▶ RECORDS TO USE
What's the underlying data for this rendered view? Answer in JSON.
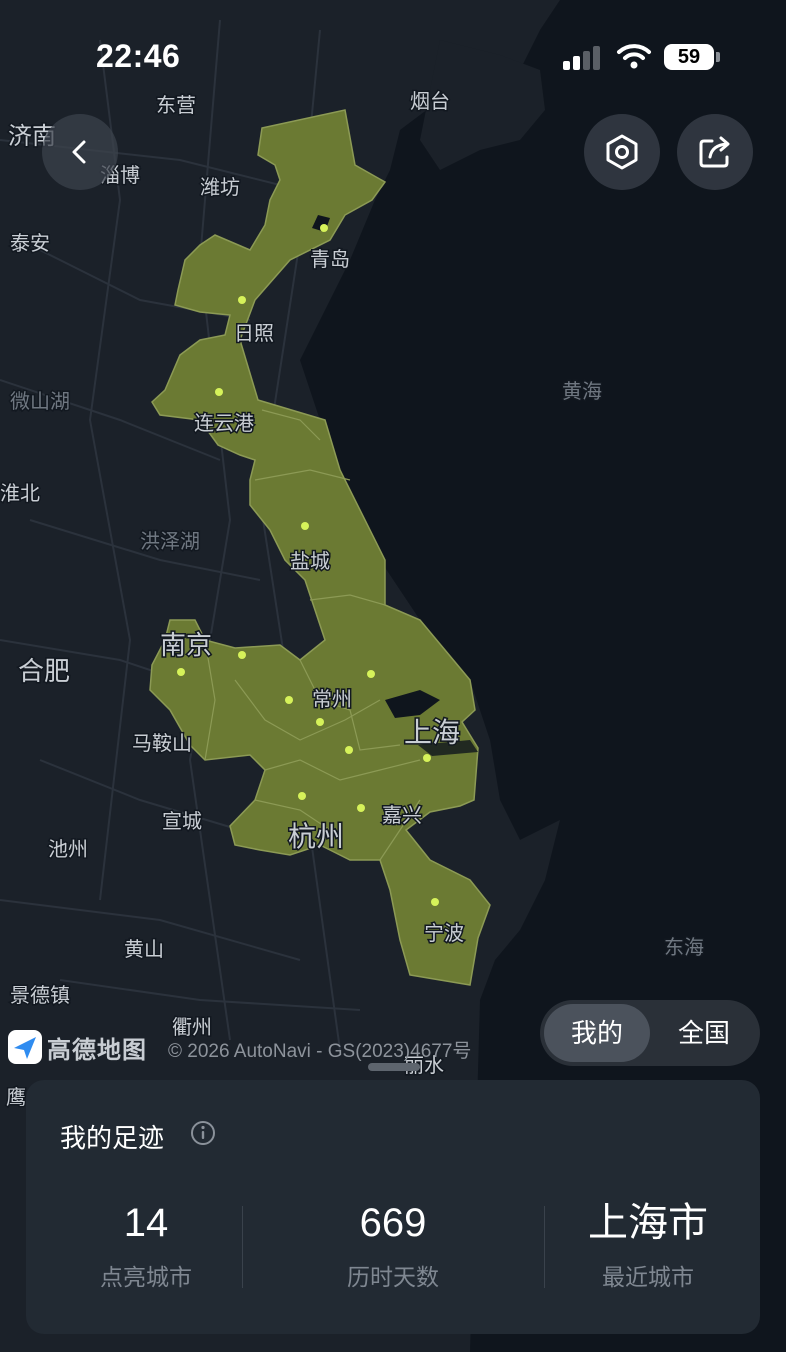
{
  "status_bar": {
    "time": "22:46",
    "battery": "59"
  },
  "map": {
    "labels": [
      {
        "id": "dongying",
        "text": "东营"
      },
      {
        "id": "yantai",
        "text": "烟台"
      },
      {
        "id": "jinan",
        "text": "济南"
      },
      {
        "id": "zibo",
        "text": "淄博"
      },
      {
        "id": "weifang",
        "text": "潍坊"
      },
      {
        "id": "taian",
        "text": "泰安"
      },
      {
        "id": "qingdao",
        "text": "青岛"
      },
      {
        "id": "rizhao",
        "text": "日照"
      },
      {
        "id": "weishanhu",
        "text": "微山湖"
      },
      {
        "id": "lianyungang",
        "text": "连云港"
      },
      {
        "id": "huanghai",
        "text": "黄海"
      },
      {
        "id": "huaibei",
        "text": "淮北"
      },
      {
        "id": "hongzehu",
        "text": "洪泽湖"
      },
      {
        "id": "yancheng",
        "text": "盐城"
      },
      {
        "id": "nanjing",
        "text": "南京"
      },
      {
        "id": "hefei",
        "text": "合肥"
      },
      {
        "id": "changzhou",
        "text": "常州"
      },
      {
        "id": "maanshan",
        "text": "马鞍山"
      },
      {
        "id": "shanghai",
        "text": "上海"
      },
      {
        "id": "xuancheng",
        "text": "宣城"
      },
      {
        "id": "jiaxing",
        "text": "嘉兴"
      },
      {
        "id": "hangzhou",
        "text": "杭州"
      },
      {
        "id": "chizhou",
        "text": "池州"
      },
      {
        "id": "ningbo",
        "text": "宁波"
      },
      {
        "id": "huangshan",
        "text": "黄山"
      },
      {
        "id": "donghai",
        "text": "东海"
      },
      {
        "id": "jingdezhen",
        "text": "景德镇"
      },
      {
        "id": "quzhou",
        "text": "衢州"
      },
      {
        "id": "lishui",
        "text": "丽水"
      },
      {
        "id": "yingtan",
        "text": "鹰"
      }
    ],
    "logo_text": "高德地图",
    "copyright": "© 2026 AutoNavi - GS(2023)4677号"
  },
  "toggle": {
    "mine": "我的",
    "national": "全国"
  },
  "panel": {
    "title": "我的足迹",
    "stats": [
      {
        "value": "14",
        "label": "点亮城市"
      },
      {
        "value": "669",
        "label": "历时天数"
      },
      {
        "value": "上海市",
        "label": "最近城市"
      }
    ]
  },
  "colors": {
    "highlight": "#6b7a33",
    "marker": "#d6f25a",
    "sea": "#0f151d",
    "land": "#1b2129"
  },
  "icons": [
    "back-icon",
    "settings-hexagon-icon",
    "share-icon",
    "info-icon",
    "amap-logo-icon",
    "signal-icon",
    "wifi-icon",
    "battery-icon"
  ]
}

▶ JOB
Repeat each entry exactly. Pictures do not belong in the copy.

▶ EXPECTED OUTPUT
What's the underlying data for this rendered view? Answer in JSON.
{
  "status_bar": {
    "time": "22:46",
    "battery": "59"
  },
  "map": {
    "labels": [
      {
        "id": "dongying",
        "text": "东营"
      },
      {
        "id": "yantai",
        "text": "烟台"
      },
      {
        "id": "jinan",
        "text": "济南"
      },
      {
        "id": "zibo",
        "text": "淄博"
      },
      {
        "id": "weifang",
        "text": "潍坊"
      },
      {
        "id": "taian",
        "text": "泰安"
      },
      {
        "id": "qingdao",
        "text": "青岛"
      },
      {
        "id": "rizhao",
        "text": "日照"
      },
      {
        "id": "weishanhu",
        "text": "微山湖"
      },
      {
        "id": "lianyungang",
        "text": "连云港"
      },
      {
        "id": "huanghai",
        "text": "黄海"
      },
      {
        "id": "huaibei",
        "text": "淮北"
      },
      {
        "id": "hongzehu",
        "text": "洪泽湖"
      },
      {
        "id": "yancheng",
        "text": "盐城"
      },
      {
        "id": "nanjing",
        "text": "南京"
      },
      {
        "id": "hefei",
        "text": "合肥"
      },
      {
        "id": "changzhou",
        "text": "常州"
      },
      {
        "id": "maanshan",
        "text": "马鞍山"
      },
      {
        "id": "shanghai",
        "text": "上海"
      },
      {
        "id": "xuancheng",
        "text": "宣城"
      },
      {
        "id": "jiaxing",
        "text": "嘉兴"
      },
      {
        "id": "hangzhou",
        "text": "杭州"
      },
      {
        "id": "chizhou",
        "text": "池州"
      },
      {
        "id": "ningbo",
        "text": "宁波"
      },
      {
        "id": "huangshan",
        "text": "黄山"
      },
      {
        "id": "donghai",
        "text": "东海"
      },
      {
        "id": "jingdezhen",
        "text": "景德镇"
      },
      {
        "id": "quzhou",
        "text": "衢州"
      },
      {
        "id": "lishui",
        "text": "丽水"
      },
      {
        "id": "yingtan",
        "text": "鹰"
      }
    ],
    "logo_text": "高德地图",
    "copyright": "© 2026 AutoNavi - GS(2023)4677号"
  },
  "toggle": {
    "mine": "我的",
    "national": "全国"
  },
  "panel": {
    "title": "我的足迹",
    "stats": [
      {
        "value": "14",
        "label": "点亮城市"
      },
      {
        "value": "669",
        "label": "历时天数"
      },
      {
        "value": "上海市",
        "label": "最近城市"
      }
    ]
  },
  "colors": {
    "highlight": "#6b7a33",
    "marker": "#d6f25a",
    "sea": "#0f151d",
    "land": "#1b2129"
  },
  "icons": [
    "back-icon",
    "settings-hexagon-icon",
    "share-icon",
    "info-icon",
    "amap-logo-icon",
    "signal-icon",
    "wifi-icon",
    "battery-icon"
  ]
}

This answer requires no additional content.